- _WHAT TO DO_
Output the records exactly as they appear, with no pictures included.

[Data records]
------------------------------------------------------------------------

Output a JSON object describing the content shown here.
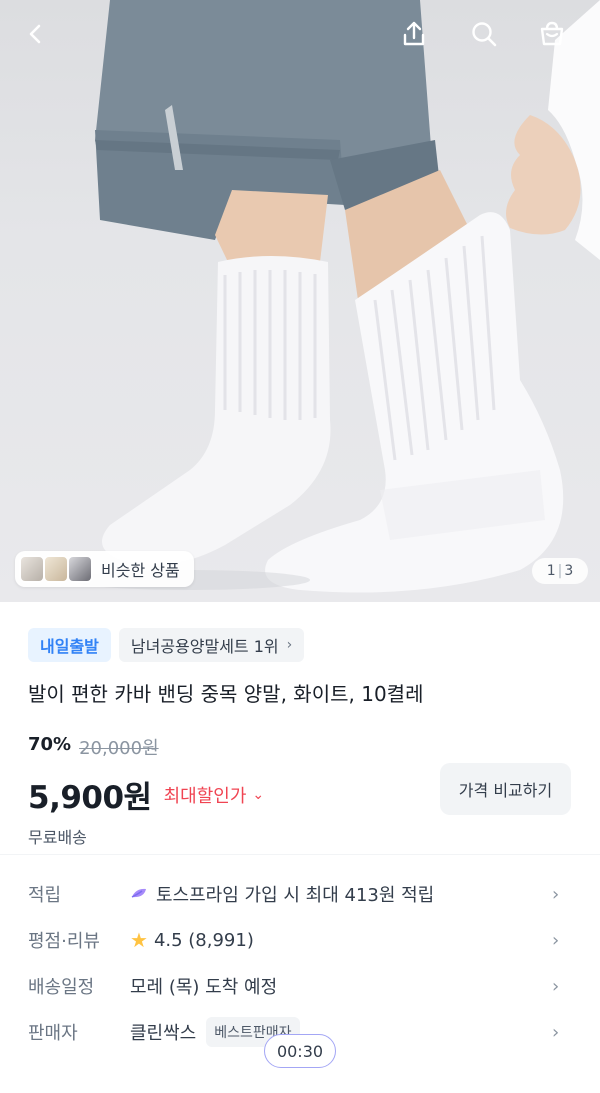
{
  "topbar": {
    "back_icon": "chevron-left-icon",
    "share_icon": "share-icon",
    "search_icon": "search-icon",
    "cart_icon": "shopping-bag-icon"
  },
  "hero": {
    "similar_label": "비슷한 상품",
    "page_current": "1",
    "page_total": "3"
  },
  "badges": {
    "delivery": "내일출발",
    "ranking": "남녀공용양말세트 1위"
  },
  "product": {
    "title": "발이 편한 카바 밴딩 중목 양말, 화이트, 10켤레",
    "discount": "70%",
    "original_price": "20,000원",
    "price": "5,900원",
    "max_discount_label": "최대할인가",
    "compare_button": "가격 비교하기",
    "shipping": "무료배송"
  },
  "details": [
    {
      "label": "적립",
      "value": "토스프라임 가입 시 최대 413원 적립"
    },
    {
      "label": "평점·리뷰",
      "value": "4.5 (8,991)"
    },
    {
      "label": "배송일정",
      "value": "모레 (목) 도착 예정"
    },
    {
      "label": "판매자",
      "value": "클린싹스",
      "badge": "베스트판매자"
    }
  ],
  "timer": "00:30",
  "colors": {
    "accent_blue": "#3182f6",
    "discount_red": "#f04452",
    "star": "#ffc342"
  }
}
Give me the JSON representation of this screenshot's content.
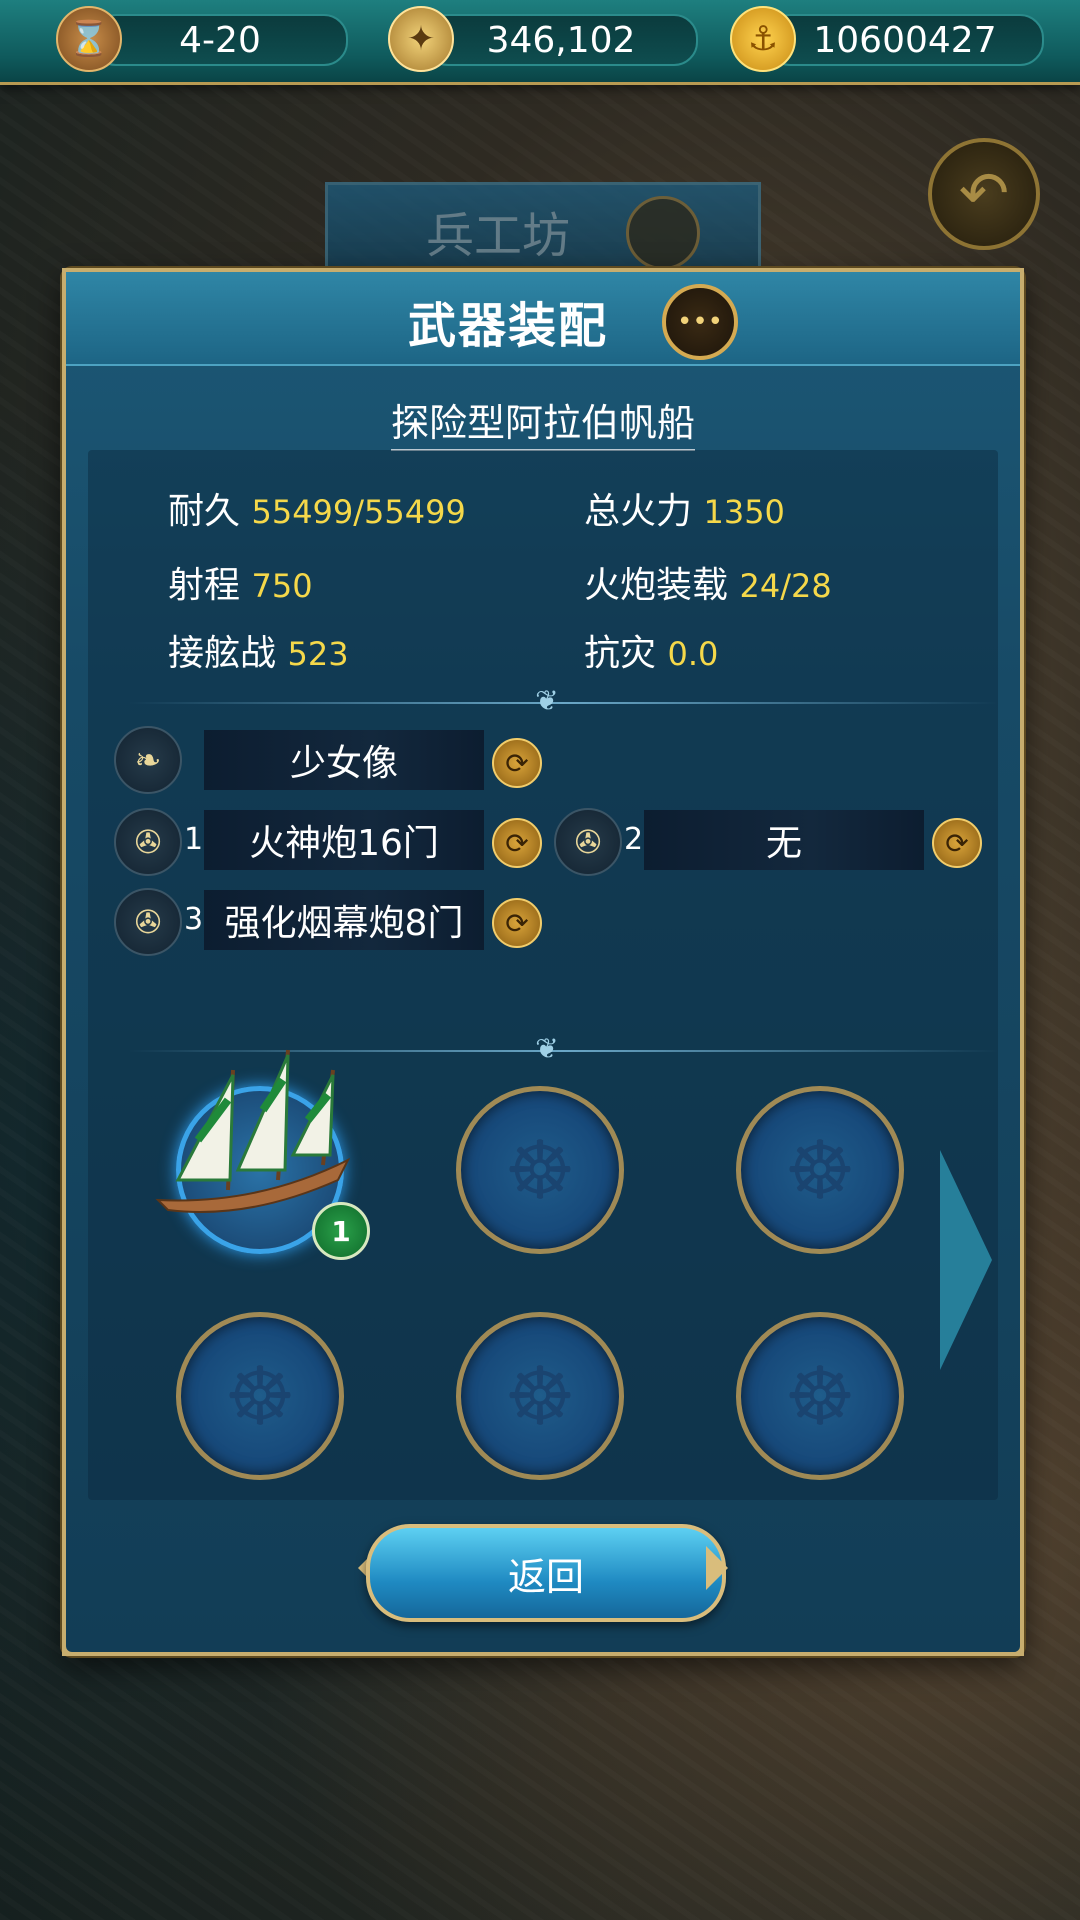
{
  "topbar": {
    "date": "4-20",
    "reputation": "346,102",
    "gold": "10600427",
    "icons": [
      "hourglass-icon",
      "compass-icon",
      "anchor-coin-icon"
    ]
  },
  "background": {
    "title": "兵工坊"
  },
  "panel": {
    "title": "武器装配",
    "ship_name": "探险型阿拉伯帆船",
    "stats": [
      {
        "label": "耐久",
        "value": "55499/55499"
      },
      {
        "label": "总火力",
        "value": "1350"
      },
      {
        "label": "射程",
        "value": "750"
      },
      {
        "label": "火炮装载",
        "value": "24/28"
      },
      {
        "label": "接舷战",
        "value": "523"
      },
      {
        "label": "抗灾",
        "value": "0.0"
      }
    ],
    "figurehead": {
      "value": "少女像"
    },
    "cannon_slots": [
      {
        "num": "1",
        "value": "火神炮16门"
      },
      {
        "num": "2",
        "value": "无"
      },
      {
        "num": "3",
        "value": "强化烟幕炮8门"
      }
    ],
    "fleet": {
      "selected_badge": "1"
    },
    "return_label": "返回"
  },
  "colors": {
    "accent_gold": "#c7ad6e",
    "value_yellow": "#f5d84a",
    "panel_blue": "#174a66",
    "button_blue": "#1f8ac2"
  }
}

------------------------------------------------------------------------

- _THE COMPLETED TASK_
Output a JSON object describing the content shown here.
{
  "topbar": {
    "back_icon": "chevron-left-icon",
    "share_icon": "share-icon",
    "search_icon": "search-icon",
    "cart_icon": "shopping-bag-icon"
  },
  "hero": {
    "similar_label": "비슷한 상품",
    "page_current": "1",
    "page_total": "3"
  },
  "badges": {
    "delivery": "내일출발",
    "ranking": "남녀공용양말세트 1위"
  },
  "product": {
    "title": "발이 편한 카바 밴딩 중목 양말, 화이트, 10켤레",
    "discount": "70%",
    "original_price": "20,000원",
    "price": "5,900원",
    "max_discount_label": "최대할인가",
    "compare_button": "가격 비교하기",
    "shipping": "무료배송"
  },
  "details": [
    {
      "label": "적립",
      "value": "토스프라임 가입 시 최대 413원 적립"
    },
    {
      "label": "평점·리뷰",
      "value": "4.5 (8,991)"
    },
    {
      "label": "배송일정",
      "value": "모레 (목) 도착 예정"
    },
    {
      "label": "판매자",
      "value": "클린싹스",
      "badge": "베스트판매자"
    }
  ],
  "timer": "00:30",
  "colors": {
    "accent_blue": "#3182f6",
    "discount_red": "#f04452",
    "star": "#ffc342"
  }
}
Give me the JSON representation of this screenshot's content.
{
  "topbar": {
    "date": "4-20",
    "reputation": "346,102",
    "gold": "10600427",
    "icons": [
      "hourglass-icon",
      "compass-icon",
      "anchor-coin-icon"
    ]
  },
  "background": {
    "title": "兵工坊"
  },
  "panel": {
    "title": "武器装配",
    "ship_name": "探险型阿拉伯帆船",
    "stats": [
      {
        "label": "耐久",
        "value": "55499/55499"
      },
      {
        "label": "总火力",
        "value": "1350"
      },
      {
        "label": "射程",
        "value": "750"
      },
      {
        "label": "火炮装载",
        "value": "24/28"
      },
      {
        "label": "接舷战",
        "value": "523"
      },
      {
        "label": "抗灾",
        "value": "0.0"
      }
    ],
    "figurehead": {
      "value": "少女像"
    },
    "cannon_slots": [
      {
        "num": "1",
        "value": "火神炮16门"
      },
      {
        "num": "2",
        "value": "无"
      },
      {
        "num": "3",
        "value": "强化烟幕炮8门"
      }
    ],
    "fleet": {
      "selected_badge": "1"
    },
    "return_label": "返回"
  },
  "colors": {
    "accent_gold": "#c7ad6e",
    "value_yellow": "#f5d84a",
    "panel_blue": "#174a66",
    "button_blue": "#1f8ac2"
  }
}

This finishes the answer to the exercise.